Enunciado do exercício: Liste todas as formas de tratamento usadas na saudação inicial do discurso em homenagem a Nonato Marques, apresentado abaixo.

Texto fornecido:

▬▬▬

NONATO MARQUES, O POETA DA BAIXINHA
 

Palavras pronunciadas pelo Acadêmico Sérgio Mattos em homenagem a Antonio Nonato Marques, na Sessão Saudade promovida pela ALAS – Academia de Letras e Artes do Salvador, no dia 12 de junho de 2006.
 

Meus confrades, minhas confreiras,
meus senhores, minhas senhoras,
parentes do homenageado:
 

Como epigrafe do resumo de seu curriculum vitae, intitulado por ele mesmo como “Síntese de uma vida”, Nonato Marques escolheu uma citação de Leon Dénis que se aplica e muito bem para a homenagem que lhe prestamos na noite de hoje. Senão vejamos:
 

“Cada um constrói, dia por dia, hora por hora, muitas vezes sem mesmo o saber, seu próprio futuro. A sorte que nos cabe na vida atual foi preparada pelas nossas ações anteriores, da mesma forma edificamos no presente as condições da existência”.

▬▬▬

Registros fornecidos:

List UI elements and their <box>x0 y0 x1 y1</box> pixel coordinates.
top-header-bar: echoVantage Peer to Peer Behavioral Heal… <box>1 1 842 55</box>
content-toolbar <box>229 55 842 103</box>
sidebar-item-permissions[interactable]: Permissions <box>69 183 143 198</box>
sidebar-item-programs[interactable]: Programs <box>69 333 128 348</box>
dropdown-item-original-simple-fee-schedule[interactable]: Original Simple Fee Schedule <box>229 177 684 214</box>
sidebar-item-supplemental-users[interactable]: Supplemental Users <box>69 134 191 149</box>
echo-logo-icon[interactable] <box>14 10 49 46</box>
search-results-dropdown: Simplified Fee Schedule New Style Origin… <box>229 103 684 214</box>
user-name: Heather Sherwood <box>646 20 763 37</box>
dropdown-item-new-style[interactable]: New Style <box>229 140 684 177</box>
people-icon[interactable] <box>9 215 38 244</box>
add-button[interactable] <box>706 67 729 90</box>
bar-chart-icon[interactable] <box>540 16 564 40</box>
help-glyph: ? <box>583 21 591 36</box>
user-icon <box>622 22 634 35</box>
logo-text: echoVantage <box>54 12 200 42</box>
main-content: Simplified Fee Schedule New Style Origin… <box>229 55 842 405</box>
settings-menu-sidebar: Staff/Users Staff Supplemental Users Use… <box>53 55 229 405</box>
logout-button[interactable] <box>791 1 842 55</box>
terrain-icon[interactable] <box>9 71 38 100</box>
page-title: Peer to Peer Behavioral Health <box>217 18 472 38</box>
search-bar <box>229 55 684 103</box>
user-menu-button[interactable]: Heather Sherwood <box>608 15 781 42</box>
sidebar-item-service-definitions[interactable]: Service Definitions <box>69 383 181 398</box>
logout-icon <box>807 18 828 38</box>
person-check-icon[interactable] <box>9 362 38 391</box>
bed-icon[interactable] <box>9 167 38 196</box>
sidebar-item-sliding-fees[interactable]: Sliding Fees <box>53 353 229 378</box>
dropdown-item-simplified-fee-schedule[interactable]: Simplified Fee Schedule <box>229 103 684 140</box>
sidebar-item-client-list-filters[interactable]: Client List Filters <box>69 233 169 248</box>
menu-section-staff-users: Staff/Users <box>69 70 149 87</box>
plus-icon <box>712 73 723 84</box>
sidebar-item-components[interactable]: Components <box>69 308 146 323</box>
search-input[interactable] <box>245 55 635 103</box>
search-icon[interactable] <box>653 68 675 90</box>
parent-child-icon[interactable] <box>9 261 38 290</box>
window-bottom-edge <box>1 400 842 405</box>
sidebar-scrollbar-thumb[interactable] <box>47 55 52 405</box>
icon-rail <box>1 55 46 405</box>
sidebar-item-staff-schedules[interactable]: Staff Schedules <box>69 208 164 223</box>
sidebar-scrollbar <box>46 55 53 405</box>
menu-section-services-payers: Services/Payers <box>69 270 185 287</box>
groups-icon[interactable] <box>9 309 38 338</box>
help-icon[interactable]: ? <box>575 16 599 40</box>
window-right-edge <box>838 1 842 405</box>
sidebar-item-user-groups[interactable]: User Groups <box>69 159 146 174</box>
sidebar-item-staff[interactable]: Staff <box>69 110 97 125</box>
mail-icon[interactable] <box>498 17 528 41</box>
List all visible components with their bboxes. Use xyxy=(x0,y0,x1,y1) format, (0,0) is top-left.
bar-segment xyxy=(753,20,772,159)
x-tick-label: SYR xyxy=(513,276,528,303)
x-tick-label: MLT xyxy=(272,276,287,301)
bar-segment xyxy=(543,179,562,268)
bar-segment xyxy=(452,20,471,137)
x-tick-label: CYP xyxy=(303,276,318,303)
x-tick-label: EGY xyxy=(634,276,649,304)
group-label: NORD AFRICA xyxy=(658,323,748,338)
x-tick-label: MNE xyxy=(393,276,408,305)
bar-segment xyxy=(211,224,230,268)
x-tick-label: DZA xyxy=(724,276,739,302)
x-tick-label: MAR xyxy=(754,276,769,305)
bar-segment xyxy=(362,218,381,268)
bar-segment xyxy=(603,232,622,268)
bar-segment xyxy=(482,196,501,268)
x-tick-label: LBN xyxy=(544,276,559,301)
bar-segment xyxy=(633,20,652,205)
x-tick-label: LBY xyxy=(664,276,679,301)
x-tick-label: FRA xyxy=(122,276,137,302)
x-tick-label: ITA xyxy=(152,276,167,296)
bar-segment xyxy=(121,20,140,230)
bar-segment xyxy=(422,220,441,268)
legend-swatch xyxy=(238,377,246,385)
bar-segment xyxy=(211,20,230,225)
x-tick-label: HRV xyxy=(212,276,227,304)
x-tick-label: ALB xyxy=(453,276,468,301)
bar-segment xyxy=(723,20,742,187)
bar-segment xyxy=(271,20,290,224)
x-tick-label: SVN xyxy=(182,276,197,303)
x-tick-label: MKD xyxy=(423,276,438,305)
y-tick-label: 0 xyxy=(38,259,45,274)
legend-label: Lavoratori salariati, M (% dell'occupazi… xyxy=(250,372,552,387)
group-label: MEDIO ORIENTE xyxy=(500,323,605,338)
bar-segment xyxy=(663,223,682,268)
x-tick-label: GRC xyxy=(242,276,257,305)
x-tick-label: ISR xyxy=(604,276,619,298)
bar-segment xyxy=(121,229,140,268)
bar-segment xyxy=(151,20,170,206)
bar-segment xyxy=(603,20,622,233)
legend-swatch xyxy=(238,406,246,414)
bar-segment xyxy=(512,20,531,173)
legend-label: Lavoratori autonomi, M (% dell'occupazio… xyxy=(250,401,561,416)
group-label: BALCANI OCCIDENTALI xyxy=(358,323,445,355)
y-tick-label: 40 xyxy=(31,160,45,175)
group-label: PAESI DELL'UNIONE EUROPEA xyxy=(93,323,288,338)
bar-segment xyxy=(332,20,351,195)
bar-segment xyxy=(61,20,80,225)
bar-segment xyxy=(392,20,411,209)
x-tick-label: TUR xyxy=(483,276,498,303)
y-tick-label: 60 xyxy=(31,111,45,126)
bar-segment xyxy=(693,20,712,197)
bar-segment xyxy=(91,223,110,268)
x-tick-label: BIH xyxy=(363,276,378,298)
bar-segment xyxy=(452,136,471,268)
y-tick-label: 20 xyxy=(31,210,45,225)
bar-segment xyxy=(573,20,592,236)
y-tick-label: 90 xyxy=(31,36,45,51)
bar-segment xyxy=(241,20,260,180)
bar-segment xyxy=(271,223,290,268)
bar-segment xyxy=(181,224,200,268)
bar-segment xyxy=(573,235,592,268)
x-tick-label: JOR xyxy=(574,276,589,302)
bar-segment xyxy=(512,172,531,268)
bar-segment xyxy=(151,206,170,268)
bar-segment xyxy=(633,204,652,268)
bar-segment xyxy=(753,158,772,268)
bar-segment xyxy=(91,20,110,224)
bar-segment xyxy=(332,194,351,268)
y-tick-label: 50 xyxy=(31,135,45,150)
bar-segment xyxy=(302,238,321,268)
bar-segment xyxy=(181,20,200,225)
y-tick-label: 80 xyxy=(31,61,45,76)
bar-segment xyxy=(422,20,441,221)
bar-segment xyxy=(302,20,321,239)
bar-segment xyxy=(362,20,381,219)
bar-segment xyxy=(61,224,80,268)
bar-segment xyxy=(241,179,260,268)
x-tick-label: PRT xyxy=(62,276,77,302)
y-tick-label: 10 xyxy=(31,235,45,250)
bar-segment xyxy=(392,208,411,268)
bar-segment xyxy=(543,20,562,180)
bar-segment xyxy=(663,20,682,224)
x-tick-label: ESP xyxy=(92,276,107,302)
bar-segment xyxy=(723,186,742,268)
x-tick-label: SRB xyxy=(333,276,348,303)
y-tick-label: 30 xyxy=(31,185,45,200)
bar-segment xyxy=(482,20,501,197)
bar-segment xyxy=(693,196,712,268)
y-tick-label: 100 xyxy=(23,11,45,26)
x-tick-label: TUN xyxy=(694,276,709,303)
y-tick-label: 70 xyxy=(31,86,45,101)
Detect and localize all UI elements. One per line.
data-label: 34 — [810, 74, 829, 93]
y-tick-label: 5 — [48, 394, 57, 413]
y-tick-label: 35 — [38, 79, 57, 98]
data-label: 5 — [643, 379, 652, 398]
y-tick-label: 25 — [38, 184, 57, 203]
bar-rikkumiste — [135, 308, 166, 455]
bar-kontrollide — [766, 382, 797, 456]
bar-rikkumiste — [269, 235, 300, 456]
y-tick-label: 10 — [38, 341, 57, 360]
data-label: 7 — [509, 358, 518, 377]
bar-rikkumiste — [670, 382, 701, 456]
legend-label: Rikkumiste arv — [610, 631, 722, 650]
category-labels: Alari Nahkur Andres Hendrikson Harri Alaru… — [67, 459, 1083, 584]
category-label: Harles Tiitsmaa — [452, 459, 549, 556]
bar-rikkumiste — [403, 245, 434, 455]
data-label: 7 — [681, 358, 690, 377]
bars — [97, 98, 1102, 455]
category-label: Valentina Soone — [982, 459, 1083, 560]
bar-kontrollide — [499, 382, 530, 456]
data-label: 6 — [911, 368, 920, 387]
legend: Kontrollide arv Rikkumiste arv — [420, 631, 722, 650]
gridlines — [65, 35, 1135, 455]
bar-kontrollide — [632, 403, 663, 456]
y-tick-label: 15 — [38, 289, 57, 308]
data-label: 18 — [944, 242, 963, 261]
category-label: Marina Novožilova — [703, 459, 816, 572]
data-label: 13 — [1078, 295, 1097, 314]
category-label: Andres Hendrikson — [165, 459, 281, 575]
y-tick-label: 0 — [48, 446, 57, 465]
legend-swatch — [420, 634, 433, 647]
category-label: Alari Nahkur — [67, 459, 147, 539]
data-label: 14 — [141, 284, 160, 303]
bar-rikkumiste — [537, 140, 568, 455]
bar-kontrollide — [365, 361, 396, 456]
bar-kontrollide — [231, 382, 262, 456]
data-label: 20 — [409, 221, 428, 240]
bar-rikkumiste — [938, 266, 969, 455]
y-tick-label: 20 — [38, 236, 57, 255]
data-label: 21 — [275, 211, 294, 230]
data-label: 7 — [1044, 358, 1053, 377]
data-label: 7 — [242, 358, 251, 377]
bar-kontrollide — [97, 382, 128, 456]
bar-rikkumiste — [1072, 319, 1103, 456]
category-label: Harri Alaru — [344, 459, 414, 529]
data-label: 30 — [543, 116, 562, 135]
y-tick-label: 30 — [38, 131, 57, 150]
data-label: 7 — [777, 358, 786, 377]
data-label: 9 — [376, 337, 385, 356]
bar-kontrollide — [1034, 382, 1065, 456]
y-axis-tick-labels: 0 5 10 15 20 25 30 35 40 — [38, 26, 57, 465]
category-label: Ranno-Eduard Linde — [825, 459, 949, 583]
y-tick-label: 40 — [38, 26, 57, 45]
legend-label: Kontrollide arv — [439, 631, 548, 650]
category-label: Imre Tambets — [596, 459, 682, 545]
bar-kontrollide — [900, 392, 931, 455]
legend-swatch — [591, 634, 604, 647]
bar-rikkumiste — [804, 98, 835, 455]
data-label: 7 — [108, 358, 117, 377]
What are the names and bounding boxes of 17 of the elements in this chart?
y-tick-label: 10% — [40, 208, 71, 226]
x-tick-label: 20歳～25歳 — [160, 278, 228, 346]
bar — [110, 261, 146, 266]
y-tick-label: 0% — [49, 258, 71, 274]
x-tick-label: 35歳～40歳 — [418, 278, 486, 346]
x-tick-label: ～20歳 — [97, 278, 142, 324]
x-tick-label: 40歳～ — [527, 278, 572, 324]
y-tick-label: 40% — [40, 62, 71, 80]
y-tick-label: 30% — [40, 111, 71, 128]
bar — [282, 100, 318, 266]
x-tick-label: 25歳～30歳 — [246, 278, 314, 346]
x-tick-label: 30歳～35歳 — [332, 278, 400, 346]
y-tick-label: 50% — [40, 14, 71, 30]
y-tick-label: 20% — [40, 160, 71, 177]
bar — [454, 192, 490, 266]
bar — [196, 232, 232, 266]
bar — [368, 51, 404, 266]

▬▬▬

Resolução do exercício:
- Meus confrades
- minhas confreiras
- meus senhores
- minhas senhoras
- parentes do homenageado